(Dataset items)

-- Begin --

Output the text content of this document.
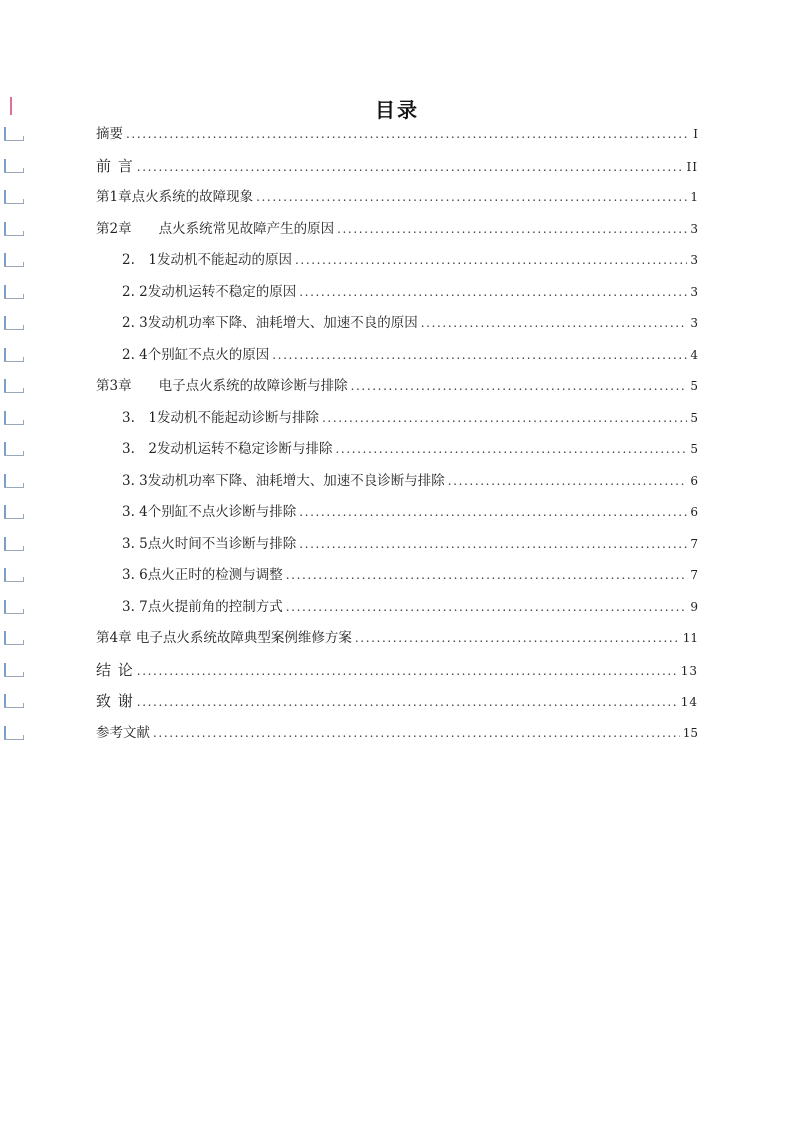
目录
摘要 .....	I
前 言 .....	II
第1章点火系统的故障现象 .....	1
第2章　　点火系统常见故障产生的原因 .....	3
2.　1发动机不能起动的原因 .....	3
2. 2发动机运转不稳定的原因 .....	3
2. 3发动机功率下降、油耗增大、加速不良的原因 .....	3
2. 4个别缸不点火的原因 .....	4
第3章　　电子点火系统的故障诊断与排除 .....	5
3.　1发动机不能起动诊断与排除 .....	5
3.　2发动机运转不稳定诊断与排除 .....	5
3. 3发动机功率下降、油耗增大、加速不良诊断与排除 .....	6
3. 4个别缸不点火诊断与排除 .....	6
3. 5点火时间不当诊断与排除 .....	7
3. 6点火正时的检测与调整 .....	7
3. 7点火提前角的控制方式 .....	9
第4章 电子点火系统故障典型案例维修方案 .....	11
结 论 .....	13
致 谢 .....	14
参考文献 .....	15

-- End --

Using the data above, print every line exactly, omitting pictures.

Output the text content of this document.
目录
摘要 .....	I
前 言 .....	II
第1章点火系统的故障现象 .....	1
第2章　　点火系统常见故障产生的原因 .....	3
2.　1发动机不能起动的原因 .....	3
2. 2发动机运转不稳定的原因 .....	3
2. 3发动机功率下降、油耗增大、加速不良的原因 .....	3
2. 4个别缸不点火的原因 .....	4
第3章　　电子点火系统的故障诊断与排除 .....	5
3.　1发动机不能起动诊断与排除 .....	5
3.　2发动机运转不稳定诊断与排除 .....	5
3. 3发动机功率下降、油耗增大、加速不良诊断与排除 .....	6
3. 4个别缸不点火诊断与排除 .....	6
3. 5点火时间不当诊断与排除 .....	7
3. 6点火正时的检测与调整 .....	7
3. 7点火提前角的控制方式 .....	9
第4章 电子点火系统故障典型案例维修方案 .....	11
结 论 .....	13
致 谢 .....	14
参考文献 .....	15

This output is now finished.